=== Exercise aim ===
All entries below are to be set down again, identical to the source.

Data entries

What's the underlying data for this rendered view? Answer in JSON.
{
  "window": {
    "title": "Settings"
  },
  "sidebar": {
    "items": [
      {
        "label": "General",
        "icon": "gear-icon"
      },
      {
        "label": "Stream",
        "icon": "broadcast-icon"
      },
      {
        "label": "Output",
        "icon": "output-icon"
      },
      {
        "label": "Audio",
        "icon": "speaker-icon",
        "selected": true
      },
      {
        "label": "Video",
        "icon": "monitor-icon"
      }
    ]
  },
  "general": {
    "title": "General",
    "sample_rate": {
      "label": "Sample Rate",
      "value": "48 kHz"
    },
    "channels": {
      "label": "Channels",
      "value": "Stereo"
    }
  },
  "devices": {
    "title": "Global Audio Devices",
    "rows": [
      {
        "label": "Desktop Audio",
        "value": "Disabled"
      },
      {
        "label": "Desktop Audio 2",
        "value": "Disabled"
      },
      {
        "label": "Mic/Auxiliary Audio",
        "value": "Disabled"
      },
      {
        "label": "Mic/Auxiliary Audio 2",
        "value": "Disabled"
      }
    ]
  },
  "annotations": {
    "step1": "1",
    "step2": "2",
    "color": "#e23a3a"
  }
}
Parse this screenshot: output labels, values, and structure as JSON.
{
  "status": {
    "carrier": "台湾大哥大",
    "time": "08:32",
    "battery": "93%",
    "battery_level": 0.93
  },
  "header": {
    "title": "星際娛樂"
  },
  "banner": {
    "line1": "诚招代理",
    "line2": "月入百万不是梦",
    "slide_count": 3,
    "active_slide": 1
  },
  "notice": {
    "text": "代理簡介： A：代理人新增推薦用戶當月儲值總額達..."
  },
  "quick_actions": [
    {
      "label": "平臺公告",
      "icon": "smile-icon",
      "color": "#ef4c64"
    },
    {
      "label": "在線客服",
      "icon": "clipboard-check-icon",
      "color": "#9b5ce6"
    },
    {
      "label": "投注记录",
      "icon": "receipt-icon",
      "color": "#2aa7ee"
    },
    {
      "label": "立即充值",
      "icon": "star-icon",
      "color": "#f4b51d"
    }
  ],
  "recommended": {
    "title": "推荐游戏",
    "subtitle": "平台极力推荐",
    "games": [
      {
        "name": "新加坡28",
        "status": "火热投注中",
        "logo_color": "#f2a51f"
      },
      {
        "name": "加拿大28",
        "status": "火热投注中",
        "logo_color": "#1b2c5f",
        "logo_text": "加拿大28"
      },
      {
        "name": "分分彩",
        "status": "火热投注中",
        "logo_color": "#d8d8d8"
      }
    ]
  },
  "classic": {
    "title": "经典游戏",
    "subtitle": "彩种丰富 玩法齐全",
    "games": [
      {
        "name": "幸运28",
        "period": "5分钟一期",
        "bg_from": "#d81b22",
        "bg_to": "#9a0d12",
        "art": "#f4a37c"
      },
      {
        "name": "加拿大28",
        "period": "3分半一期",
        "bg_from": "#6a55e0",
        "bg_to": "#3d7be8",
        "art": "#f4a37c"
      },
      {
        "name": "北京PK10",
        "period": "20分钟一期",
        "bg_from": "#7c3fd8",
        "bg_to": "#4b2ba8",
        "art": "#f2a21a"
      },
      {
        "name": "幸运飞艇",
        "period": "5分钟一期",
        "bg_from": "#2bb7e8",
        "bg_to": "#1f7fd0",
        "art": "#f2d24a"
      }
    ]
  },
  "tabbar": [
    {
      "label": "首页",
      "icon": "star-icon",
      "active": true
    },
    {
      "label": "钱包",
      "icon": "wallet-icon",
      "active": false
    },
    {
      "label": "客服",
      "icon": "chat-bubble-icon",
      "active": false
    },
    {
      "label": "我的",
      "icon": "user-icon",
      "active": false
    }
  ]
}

=== Solution to the exercise ===
What's the underlying data for this rendered view? Answer in JSON.
{
  "window": {
    "title": "Settings"
  },
  "sidebar": {
    "items": [
      {
        "label": "General",
        "icon": "gear-icon"
      },
      {
        "label": "Stream",
        "icon": "broadcast-icon"
      },
      {
        "label": "Output",
        "icon": "output-icon"
      },
      {
        "label": "Audio",
        "icon": "speaker-icon",
        "selected": true
      },
      {
        "label": "Video",
        "icon": "monitor-icon"
      }
    ]
  },
  "general": {
    "title": "General",
    "sample_rate": {
      "label": "Sample Rate",
      "value": "48 kHz"
    },
    "channels": {
      "label": "Channels",
      "value": "Stereo"
    }
  },
  "devices": {
    "title": "Global Audio Devices",
    "rows": [
      {
        "label": "Desktop Audio",
        "value": "Disabled"
      },
      {
        "label": "Desktop Audio 2",
        "value": "Disabled"
      },
      {
        "label": "Mic/Auxiliary Audio",
        "value": "Disabled"
      },
      {
        "label": "Mic/Auxiliary Audio 2",
        "value": "Disabled"
      }
    ]
  },
  "annotations": {
    "step1": "1",
    "step2": "2",
    "color": "#e23a3a"
  }
}
Parse this screenshot: output labels, values, and structure as JSON.
{
  "status": {
    "carrier": "台湾大哥大",
    "time": "08:32",
    "battery": "93%",
    "battery_level": 0.93
  },
  "header": {
    "title": "星際娛樂"
  },
  "banner": {
    "line1": "诚招代理",
    "line2": "月入百万不是梦",
    "slide_count": 3,
    "active_slide": 1
  },
  "notice": {
    "text": "代理簡介： A：代理人新增推薦用戶當月儲值總額達..."
  },
  "quick_actions": [
    {
      "label": "平臺公告",
      "icon": "smile-icon",
      "color": "#ef4c64"
    },
    {
      "label": "在線客服",
      "icon": "clipboard-check-icon",
      "color": "#9b5ce6"
    },
    {
      "label": "投注记录",
      "icon": "receipt-icon",
      "color": "#2aa7ee"
    },
    {
      "label": "立即充值",
      "icon": "star-icon",
      "color": "#f4b51d"
    }
  ],
  "recommended": {
    "title": "推荐游戏",
    "subtitle": "平台极力推荐",
    "games": [
      {
        "name": "新加坡28",
        "status": "火热投注中",
        "logo_color": "#f2a51f"
      },
      {
        "name": "加拿大28",
        "status": "火热投注中",
        "logo_color": "#1b2c5f",
        "logo_text": "加拿大28"
      },
      {
        "name": "分分彩",
        "status": "火热投注中",
        "logo_color": "#d8d8d8"
      }
    ]
  },
  "classic": {
    "title": "经典游戏",
    "subtitle": "彩种丰富 玩法齐全",
    "games": [
      {
        "name": "幸运28",
        "period": "5分钟一期",
        "bg_from": "#d81b22",
        "bg_to": "#9a0d12",
        "art": "#f4a37c"
      },
      {
        "name": "加拿大28",
        "period": "3分半一期",
        "bg_from": "#6a55e0",
        "bg_to": "#3d7be8",
        "art": "#f4a37c"
      },
      {
        "name": "北京PK10",
        "period": "20分钟一期",
        "bg_from": "#7c3fd8",
        "bg_to": "#4b2ba8",
        "art": "#f2a21a"
      },
      {
        "name": "幸运飞艇",
        "period": "5分钟一期",
        "bg_from": "#2bb7e8",
        "bg_to": "#1f7fd0",
        "art": "#f2d24a"
      }
    ]
  },
  "tabbar": [
    {
      "label": "首页",
      "icon": "star-icon",
      "active": true
    },
    {
      "label": "钱包",
      "icon": "wallet-icon",
      "active": false
    },
    {
      "label": "客服",
      "icon": "chat-bubble-icon",
      "active": false
    },
    {
      "label": "我的",
      "icon": "user-icon",
      "active": false
    }
  ]
}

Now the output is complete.